▶ GOAL:
Restate the data exactly as given and keep the pictures out.

⟨

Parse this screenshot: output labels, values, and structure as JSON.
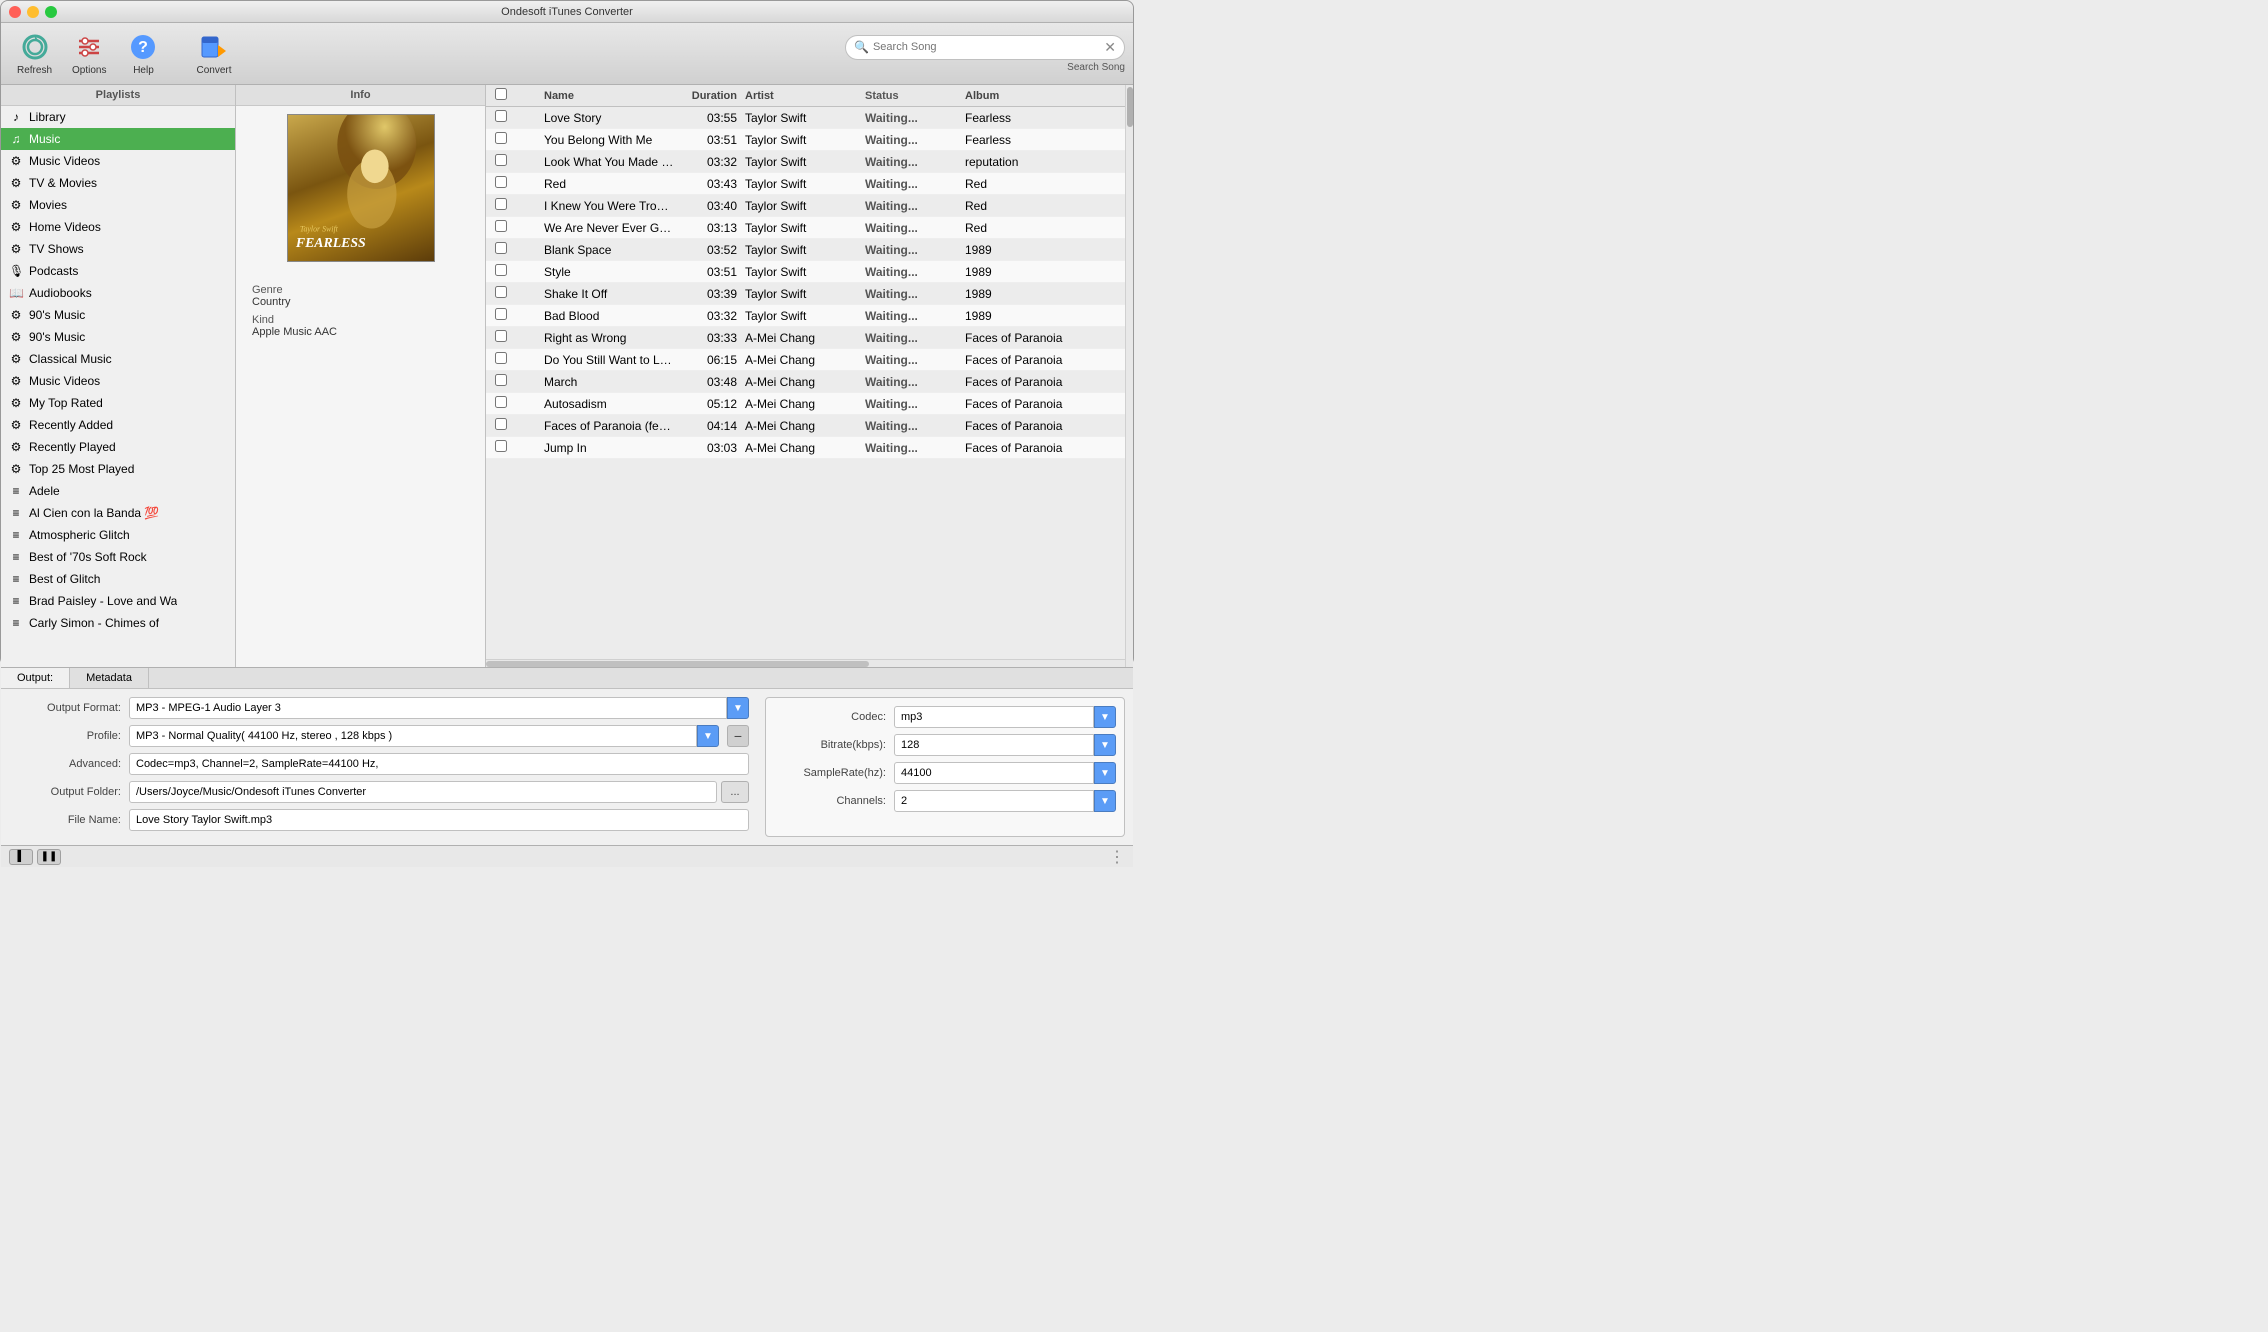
{
  "window": {
    "title": "Ondesoft iTunes Converter"
  },
  "titlebar": {
    "buttons": {
      "close": "×",
      "minimize": "−",
      "maximize": "+"
    }
  },
  "toolbar": {
    "refresh_label": "Refresh",
    "options_label": "Options",
    "help_label": "Help",
    "convert_label": "Convert",
    "search_placeholder": "Search Song",
    "search_label": "Search Song"
  },
  "sidebar": {
    "header": "Playlists",
    "items": [
      {
        "icon": "♪",
        "label": "Library",
        "active": false
      },
      {
        "icon": "♫",
        "label": "Music",
        "active": true
      },
      {
        "icon": "⚙",
        "label": "Music Videos",
        "active": false
      },
      {
        "icon": "⚙",
        "label": "TV & Movies",
        "active": false
      },
      {
        "icon": "⚙",
        "label": "Movies",
        "active": false
      },
      {
        "icon": "⚙",
        "label": "Home Videos",
        "active": false
      },
      {
        "icon": "⚙",
        "label": "TV Shows",
        "active": false
      },
      {
        "icon": "🎙",
        "label": "Podcasts",
        "active": false
      },
      {
        "icon": "📖",
        "label": "Audiobooks",
        "active": false
      },
      {
        "icon": "⚙",
        "label": "90's Music",
        "active": false
      },
      {
        "icon": "⚙",
        "label": "90's Music",
        "active": false
      },
      {
        "icon": "⚙",
        "label": "Classical Music",
        "active": false
      },
      {
        "icon": "⚙",
        "label": "Music Videos",
        "active": false
      },
      {
        "icon": "⚙",
        "label": "My Top Rated",
        "active": false
      },
      {
        "icon": "⚙",
        "label": "Recently Added",
        "active": false
      },
      {
        "icon": "⚙",
        "label": "Recently Played",
        "active": false
      },
      {
        "icon": "⚙",
        "label": "Top 25 Most Played",
        "active": false
      },
      {
        "icon": "≡",
        "label": "Adele",
        "active": false
      },
      {
        "icon": "≡",
        "label": "Al Cien con la Banda 💯",
        "active": false
      },
      {
        "icon": "≡",
        "label": "Atmospheric Glitch",
        "active": false
      },
      {
        "icon": "≡",
        "label": "Best of '70s Soft Rock",
        "active": false
      },
      {
        "icon": "≡",
        "label": "Best of Glitch",
        "active": false
      },
      {
        "icon": "≡",
        "label": "Brad Paisley - Love and Wa",
        "active": false
      },
      {
        "icon": "≡",
        "label": "Carly Simon - Chimes of",
        "active": false
      }
    ]
  },
  "info_panel": {
    "header": "Info",
    "album_artist": "Taylor Swift",
    "album_title": "FEARLESS",
    "genre_label": "Genre",
    "genre_value": "Country",
    "kind_label": "Kind",
    "kind_value": "Apple Music AAC"
  },
  "song_list": {
    "columns": {
      "name": "Name",
      "duration": "Duration",
      "artist": "Artist",
      "status": "Status",
      "album": "Album"
    },
    "songs": [
      {
        "name": "Love Story",
        "duration": "03:55",
        "artist": "Taylor Swift",
        "status": "Waiting...",
        "album": "Fearless"
      },
      {
        "name": "You Belong With Me",
        "duration": "03:51",
        "artist": "Taylor Swift",
        "status": "Waiting...",
        "album": "Fearless"
      },
      {
        "name": "Look What You Made Me Do",
        "duration": "03:32",
        "artist": "Taylor Swift",
        "status": "Waiting...",
        "album": "reputation"
      },
      {
        "name": "Red",
        "duration": "03:43",
        "artist": "Taylor Swift",
        "status": "Waiting...",
        "album": "Red"
      },
      {
        "name": "I Knew You Were Trouble",
        "duration": "03:40",
        "artist": "Taylor Swift",
        "status": "Waiting...",
        "album": "Red"
      },
      {
        "name": "We Are Never Ever Getting Back Tog...",
        "duration": "03:13",
        "artist": "Taylor Swift",
        "status": "Waiting...",
        "album": "Red"
      },
      {
        "name": "Blank Space",
        "duration": "03:52",
        "artist": "Taylor Swift",
        "status": "Waiting...",
        "album": "1989"
      },
      {
        "name": "Style",
        "duration": "03:51",
        "artist": "Taylor Swift",
        "status": "Waiting...",
        "album": "1989"
      },
      {
        "name": "Shake It Off",
        "duration": "03:39",
        "artist": "Taylor Swift",
        "status": "Waiting...",
        "album": "1989"
      },
      {
        "name": "Bad Blood",
        "duration": "03:32",
        "artist": "Taylor Swift",
        "status": "Waiting...",
        "album": "1989"
      },
      {
        "name": "Right as Wrong",
        "duration": "03:33",
        "artist": "A-Mei Chang",
        "status": "Waiting...",
        "album": "Faces of Paranoia"
      },
      {
        "name": "Do You Still Want to Love Me",
        "duration": "06:15",
        "artist": "A-Mei Chang",
        "status": "Waiting...",
        "album": "Faces of Paranoia"
      },
      {
        "name": "March",
        "duration": "03:48",
        "artist": "A-Mei Chang",
        "status": "Waiting...",
        "album": "Faces of Paranoia"
      },
      {
        "name": "Autosadism",
        "duration": "05:12",
        "artist": "A-Mei Chang",
        "status": "Waiting...",
        "album": "Faces of Paranoia"
      },
      {
        "name": "Faces of Paranoia (feat. Soft Lipa)",
        "duration": "04:14",
        "artist": "A-Mei Chang",
        "status": "Waiting...",
        "album": "Faces of Paranoia"
      },
      {
        "name": "Jump In",
        "duration": "03:03",
        "artist": "A-Mei Chang",
        "status": "Waiting...",
        "album": "Faces of Paranoia"
      }
    ]
  },
  "bottom_panel": {
    "tabs": [
      {
        "label": "Output:",
        "active": true
      },
      {
        "label": "Metadata",
        "active": false
      }
    ],
    "output_format_label": "Output Format:",
    "output_format_value": "MP3 - MPEG-1 Audio Layer 3",
    "profile_label": "Profile:",
    "profile_value": "MP3 - Normal Quality( 44100 Hz, stereo , 128 kbps )",
    "advanced_label": "Advanced:",
    "advanced_value": "Codec=mp3, Channel=2, SampleRate=44100 Hz,",
    "output_folder_label": "Output Folder:",
    "output_folder_value": "/Users/Joyce/Music/Ondesoft iTunes Converter",
    "file_name_label": "File Name:",
    "file_name_value": "Love Story Taylor Swift.mp3"
  },
  "settings": {
    "codec_label": "Codec:",
    "codec_value": "mp3",
    "bitrate_label": "Bitrate(kbps):",
    "bitrate_value": "128",
    "samplerate_label": "SampleRate(hz):",
    "samplerate_value": "44100",
    "channels_label": "Channels:",
    "channels_value": "2"
  },
  "statusbar": {
    "pause_icon": "❚❚",
    "play_icon": "❚",
    "resize_icon": "⋮"
  }
}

⟩

▶ FULL RESPONSE:
Parse this screenshot: output labels, values, and structure as JSON.
{
  "window": {
    "title": "Ondesoft iTunes Converter"
  },
  "titlebar": {
    "buttons": {
      "close": "×",
      "minimize": "−",
      "maximize": "+"
    }
  },
  "toolbar": {
    "refresh_label": "Refresh",
    "options_label": "Options",
    "help_label": "Help",
    "convert_label": "Convert",
    "search_placeholder": "Search Song",
    "search_label": "Search Song"
  },
  "sidebar": {
    "header": "Playlists",
    "items": [
      {
        "icon": "♪",
        "label": "Library",
        "active": false
      },
      {
        "icon": "♫",
        "label": "Music",
        "active": true
      },
      {
        "icon": "⚙",
        "label": "Music Videos",
        "active": false
      },
      {
        "icon": "⚙",
        "label": "TV & Movies",
        "active": false
      },
      {
        "icon": "⚙",
        "label": "Movies",
        "active": false
      },
      {
        "icon": "⚙",
        "label": "Home Videos",
        "active": false
      },
      {
        "icon": "⚙",
        "label": "TV Shows",
        "active": false
      },
      {
        "icon": "🎙",
        "label": "Podcasts",
        "active": false
      },
      {
        "icon": "📖",
        "label": "Audiobooks",
        "active": false
      },
      {
        "icon": "⚙",
        "label": "90's Music",
        "active": false
      },
      {
        "icon": "⚙",
        "label": "90's Music",
        "active": false
      },
      {
        "icon": "⚙",
        "label": "Classical Music",
        "active": false
      },
      {
        "icon": "⚙",
        "label": "Music Videos",
        "active": false
      },
      {
        "icon": "⚙",
        "label": "My Top Rated",
        "active": false
      },
      {
        "icon": "⚙",
        "label": "Recently Added",
        "active": false
      },
      {
        "icon": "⚙",
        "label": "Recently Played",
        "active": false
      },
      {
        "icon": "⚙",
        "label": "Top 25 Most Played",
        "active": false
      },
      {
        "icon": "≡",
        "label": "Adele",
        "active": false
      },
      {
        "icon": "≡",
        "label": "Al Cien con la Banda 💯",
        "active": false
      },
      {
        "icon": "≡",
        "label": "Atmospheric Glitch",
        "active": false
      },
      {
        "icon": "≡",
        "label": "Best of '70s Soft Rock",
        "active": false
      },
      {
        "icon": "≡",
        "label": "Best of Glitch",
        "active": false
      },
      {
        "icon": "≡",
        "label": "Brad Paisley - Love and Wa",
        "active": false
      },
      {
        "icon": "≡",
        "label": "Carly Simon - Chimes of",
        "active": false
      }
    ]
  },
  "info_panel": {
    "header": "Info",
    "album_artist": "Taylor Swift",
    "album_title": "FEARLESS",
    "genre_label": "Genre",
    "genre_value": "Country",
    "kind_label": "Kind",
    "kind_value": "Apple Music AAC"
  },
  "song_list": {
    "columns": {
      "name": "Name",
      "duration": "Duration",
      "artist": "Artist",
      "status": "Status",
      "album": "Album"
    },
    "songs": [
      {
        "name": "Love Story",
        "duration": "03:55",
        "artist": "Taylor Swift",
        "status": "Waiting...",
        "album": "Fearless"
      },
      {
        "name": "You Belong With Me",
        "duration": "03:51",
        "artist": "Taylor Swift",
        "status": "Waiting...",
        "album": "Fearless"
      },
      {
        "name": "Look What You Made Me Do",
        "duration": "03:32",
        "artist": "Taylor Swift",
        "status": "Waiting...",
        "album": "reputation"
      },
      {
        "name": "Red",
        "duration": "03:43",
        "artist": "Taylor Swift",
        "status": "Waiting...",
        "album": "Red"
      },
      {
        "name": "I Knew You Were Trouble",
        "duration": "03:40",
        "artist": "Taylor Swift",
        "status": "Waiting...",
        "album": "Red"
      },
      {
        "name": "We Are Never Ever Getting Back Tog...",
        "duration": "03:13",
        "artist": "Taylor Swift",
        "status": "Waiting...",
        "album": "Red"
      },
      {
        "name": "Blank Space",
        "duration": "03:52",
        "artist": "Taylor Swift",
        "status": "Waiting...",
        "album": "1989"
      },
      {
        "name": "Style",
        "duration": "03:51",
        "artist": "Taylor Swift",
        "status": "Waiting...",
        "album": "1989"
      },
      {
        "name": "Shake It Off",
        "duration": "03:39",
        "artist": "Taylor Swift",
        "status": "Waiting...",
        "album": "1989"
      },
      {
        "name": "Bad Blood",
        "duration": "03:32",
        "artist": "Taylor Swift",
        "status": "Waiting...",
        "album": "1989"
      },
      {
        "name": "Right as Wrong",
        "duration": "03:33",
        "artist": "A-Mei Chang",
        "status": "Waiting...",
        "album": "Faces of Paranoia"
      },
      {
        "name": "Do You Still Want to Love Me",
        "duration": "06:15",
        "artist": "A-Mei Chang",
        "status": "Waiting...",
        "album": "Faces of Paranoia"
      },
      {
        "name": "March",
        "duration": "03:48",
        "artist": "A-Mei Chang",
        "status": "Waiting...",
        "album": "Faces of Paranoia"
      },
      {
        "name": "Autosadism",
        "duration": "05:12",
        "artist": "A-Mei Chang",
        "status": "Waiting...",
        "album": "Faces of Paranoia"
      },
      {
        "name": "Faces of Paranoia (feat. Soft Lipa)",
        "duration": "04:14",
        "artist": "A-Mei Chang",
        "status": "Waiting...",
        "album": "Faces of Paranoia"
      },
      {
        "name": "Jump In",
        "duration": "03:03",
        "artist": "A-Mei Chang",
        "status": "Waiting...",
        "album": "Faces of Paranoia"
      }
    ]
  },
  "bottom_panel": {
    "tabs": [
      {
        "label": "Output:",
        "active": true
      },
      {
        "label": "Metadata",
        "active": false
      }
    ],
    "output_format_label": "Output Format:",
    "output_format_value": "MP3 - MPEG-1 Audio Layer 3",
    "profile_label": "Profile:",
    "profile_value": "MP3 - Normal Quality( 44100 Hz, stereo , 128 kbps )",
    "advanced_label": "Advanced:",
    "advanced_value": "Codec=mp3, Channel=2, SampleRate=44100 Hz,",
    "output_folder_label": "Output Folder:",
    "output_folder_value": "/Users/Joyce/Music/Ondesoft iTunes Converter",
    "file_name_label": "File Name:",
    "file_name_value": "Love Story Taylor Swift.mp3"
  },
  "settings": {
    "codec_label": "Codec:",
    "codec_value": "mp3",
    "bitrate_label": "Bitrate(kbps):",
    "bitrate_value": "128",
    "samplerate_label": "SampleRate(hz):",
    "samplerate_value": "44100",
    "channels_label": "Channels:",
    "channels_value": "2"
  },
  "statusbar": {
    "pause_icon": "❚❚",
    "play_icon": "❚",
    "resize_icon": "⋮"
  }
}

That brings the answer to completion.